## TASK INSTRUCTIONS
Copy every line of the entries that includes the word "from".

[Stored records]
——

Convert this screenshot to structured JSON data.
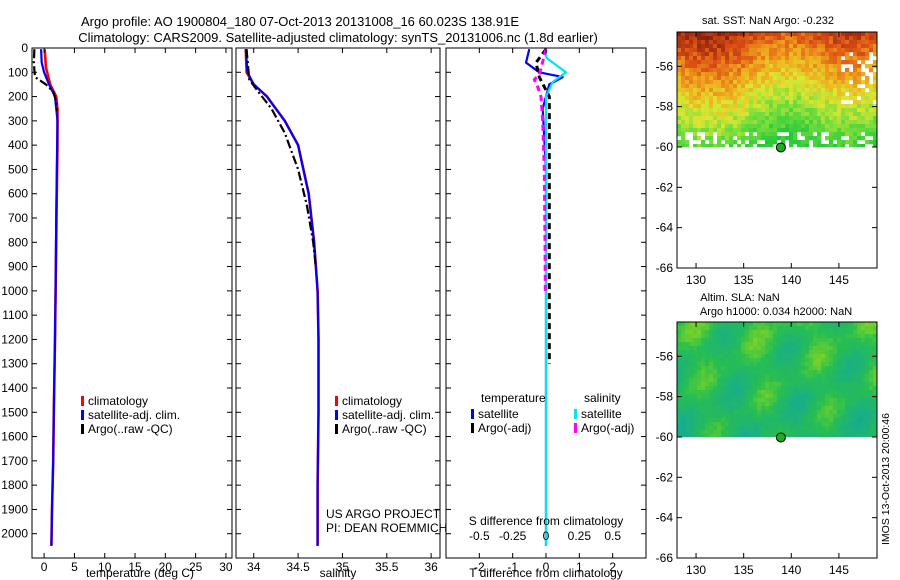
{
  "title_line1": "Argo profile: AO 1900804_180 07-Oct-2013 20131008_16 60.023S 138.91E",
  "title_line2": "Climatology: CARS2009. Satellite-adjusted climatology: synTS_20131006.nc (1.8d earlier)",
  "project_line1": "US ARGO PROJECT",
  "project_line2": "PI: DEAN ROEMMICH",
  "imos_stamp": "IMOS 13-Oct-2013 20:00:46",
  "colors": {
    "climatology": "#ff0000",
    "satellite": "#0000ff",
    "argo": "#000000",
    "sal_satellite": "#00e5ee",
    "sal_argo": "#ff00ff"
  },
  "chart_data": [
    {
      "type": "line",
      "xlabel": "temperature (deg C)",
      "ylabel": "",
      "xlim": [
        -2,
        31
      ],
      "ylim": [
        2100,
        0
      ],
      "xticks": [
        "0",
        "5",
        "10",
        "15",
        "20",
        "25",
        "30"
      ],
      "yticks": [
        "0",
        "100",
        "200",
        "300",
        "400",
        "500",
        "600",
        "700",
        "800",
        "900",
        "1000",
        "1100",
        "1200",
        "1300",
        "1400",
        "1500",
        "1600",
        "1700",
        "1800",
        "1900",
        "2000"
      ],
      "legend": [
        "climatology",
        "satellite-adj. clim.",
        "Argo(..raw -QC)"
      ],
      "series": [
        {
          "name": "climatology",
          "x": [
            0.1,
            0.3,
            1.0,
            2.0,
            2.2,
            2.2,
            2.1,
            2.0,
            1.9,
            1.8,
            1.6,
            1.5,
            1.3,
            1.2
          ],
          "y": [
            5,
            80,
            150,
            200,
            250,
            400,
            600,
            800,
            1000,
            1200,
            1500,
            1700,
            1900,
            2050
          ]
        },
        {
          "name": "satellite-adj. clim.",
          "x": [
            -0.5,
            -0.4,
            0.0,
            0.8,
            1.8,
            2.2,
            2.1,
            2.0,
            1.9,
            1.8,
            1.6,
            1.5,
            1.3,
            1.2
          ],
          "y": [
            5,
            60,
            100,
            150,
            200,
            300,
            500,
            700,
            1000,
            1200,
            1500,
            1700,
            1900,
            2050
          ]
        },
        {
          "name": "Argo(..raw -QC)",
          "x": [
            -1.6,
            -1.7,
            -1.5,
            0.3,
            1.5,
            2.0,
            2.1
          ],
          "y": [
            5,
            60,
            120,
            150,
            180,
            220,
            260
          ]
        }
      ]
    },
    {
      "type": "line",
      "xlabel": "salinity",
      "ylabel": "",
      "xlim": [
        33.8,
        36.1
      ],
      "ylim": [
        2100,
        0
      ],
      "xticks": [
        "34",
        "34.5",
        "35",
        "35.5",
        "36"
      ],
      "legend": [
        "climatology",
        "satellite-adj. clim.",
        "Argo(..raw -QC)"
      ],
      "series": [
        {
          "name": "climatology",
          "x": [
            33.91,
            33.92,
            34.0,
            34.15,
            34.35,
            34.5,
            34.62,
            34.68,
            34.72,
            34.73,
            34.73,
            34.72,
            34.72
          ],
          "y": [
            5,
            100,
            150,
            200,
            300,
            400,
            600,
            800,
            1000,
            1200,
            1500,
            1800,
            2050
          ]
        },
        {
          "name": "satellite-adj. clim.",
          "x": [
            33.91,
            33.93,
            34.0,
            34.15,
            34.35,
            34.5,
            34.62,
            34.68,
            34.72,
            34.73,
            34.73,
            34.72,
            34.72
          ],
          "y": [
            5,
            100,
            150,
            200,
            300,
            400,
            600,
            800,
            1000,
            1200,
            1500,
            1800,
            2050
          ]
        },
        {
          "name": "Argo(..raw -QC)",
          "x": [
            33.92,
            33.93,
            33.95,
            34.05,
            34.2,
            34.35,
            34.5,
            34.6,
            34.67,
            34.7
          ],
          "y": [
            5,
            50,
            130,
            180,
            250,
            350,
            500,
            650,
            800,
            900
          ]
        }
      ]
    },
    {
      "type": "line",
      "xlabel": "T difference from climatology",
      "title": "S difference from climatology",
      "xlim": [
        -3,
        3
      ],
      "ylim": [
        2100,
        0
      ],
      "xticks": [
        "-2",
        "-1",
        "0",
        "1",
        "2"
      ],
      "xticks_top": [
        "-0.5",
        "-0.25",
        "0",
        "0.25",
        "0.5"
      ],
      "legend": [
        "temperature",
        "satellite",
        "Argo(-adj)",
        "salinity",
        "satellite",
        "Argo(-adj)"
      ],
      "series": [
        {
          "name": "temperature satellite",
          "x": [
            -0.5,
            -0.6,
            -0.2,
            0.5,
            0.1,
            -0.1,
            0.0,
            0.0,
            0.0
          ],
          "y": [
            5,
            60,
            100,
            120,
            150,
            250,
            500,
            1000,
            2050
          ]
        },
        {
          "name": "temperature Argo(-adj)",
          "x": [
            0.0,
            -0.3,
            -0.2,
            0.1,
            0.1,
            0.1,
            0.1,
            0.1
          ],
          "y": [
            5,
            60,
            120,
            200,
            300,
            700,
            1000,
            1300
          ]
        },
        {
          "name": "salinity satellite",
          "x": [
            0.0,
            0.01,
            0.3,
            0.6,
            0.2,
            0.0,
            0.0,
            0.0
          ],
          "y": [
            5,
            40,
            70,
            100,
            140,
            200,
            1000,
            2050
          ]
        },
        {
          "name": "salinity Argo(-adj)",
          "x": [
            0.0,
            -0.2,
            -0.35,
            -0.25,
            -0.15,
            -0.1,
            -0.05,
            -0.03,
            -0.02
          ],
          "y": [
            5,
            110,
            130,
            160,
            200,
            300,
            500,
            800,
            1000
          ]
        }
      ]
    },
    {
      "type": "heatmap",
      "title": "sat. SST: NaN Argo: -0.232",
      "xlim": [
        128,
        149
      ],
      "ylim": [
        -66,
        -54.3
      ],
      "xticks": [
        "130",
        "135",
        "140",
        "145"
      ],
      "yticks": [
        "-56",
        "-58",
        "-60",
        "-62",
        "-64",
        "-66"
      ],
      "marker": {
        "lon": 138.91,
        "lat": -60.023
      }
    },
    {
      "type": "heatmap",
      "title_line1": "Altim. SLA: NaN",
      "title_line2": "Argo h1000: 0.034 h2000: NaN",
      "xlim": [
        128,
        149
      ],
      "ylim": [
        -66,
        -54.3
      ],
      "xticks": [
        "130",
        "135",
        "140",
        "145"
      ],
      "yticks": [
        "-56",
        "-58",
        "-60",
        "-62",
        "-64",
        "-66"
      ],
      "marker": {
        "lon": 138.91,
        "lat": -60.023
      }
    }
  ]
}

——

## ANSWER TO THIS TASK
      "xlabel": "T difference from climatology",
      "title": "S difference from climatology",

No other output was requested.